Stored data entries
--*--
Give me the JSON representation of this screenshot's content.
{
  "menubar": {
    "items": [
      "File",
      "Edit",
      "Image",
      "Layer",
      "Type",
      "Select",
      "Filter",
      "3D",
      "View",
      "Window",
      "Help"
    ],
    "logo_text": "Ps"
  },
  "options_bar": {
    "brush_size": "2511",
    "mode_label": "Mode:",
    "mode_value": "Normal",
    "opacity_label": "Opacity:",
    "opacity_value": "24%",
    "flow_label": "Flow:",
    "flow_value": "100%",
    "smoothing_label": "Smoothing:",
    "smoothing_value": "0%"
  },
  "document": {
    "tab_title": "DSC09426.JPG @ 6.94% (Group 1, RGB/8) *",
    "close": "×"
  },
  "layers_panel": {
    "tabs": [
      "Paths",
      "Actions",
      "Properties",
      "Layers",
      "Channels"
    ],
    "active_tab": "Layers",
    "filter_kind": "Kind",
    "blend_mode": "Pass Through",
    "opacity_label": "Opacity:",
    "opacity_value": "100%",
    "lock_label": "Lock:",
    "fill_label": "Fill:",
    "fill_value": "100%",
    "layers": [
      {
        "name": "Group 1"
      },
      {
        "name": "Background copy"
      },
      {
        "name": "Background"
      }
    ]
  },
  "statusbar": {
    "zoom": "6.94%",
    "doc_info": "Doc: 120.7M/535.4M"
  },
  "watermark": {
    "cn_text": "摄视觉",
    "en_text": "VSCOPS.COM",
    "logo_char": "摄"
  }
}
--*--
» WORK TO DO
Tally up how many lines in the preceding listing contain the word "Background". Give nothing but the number.

» EXPECTED ANSWER
2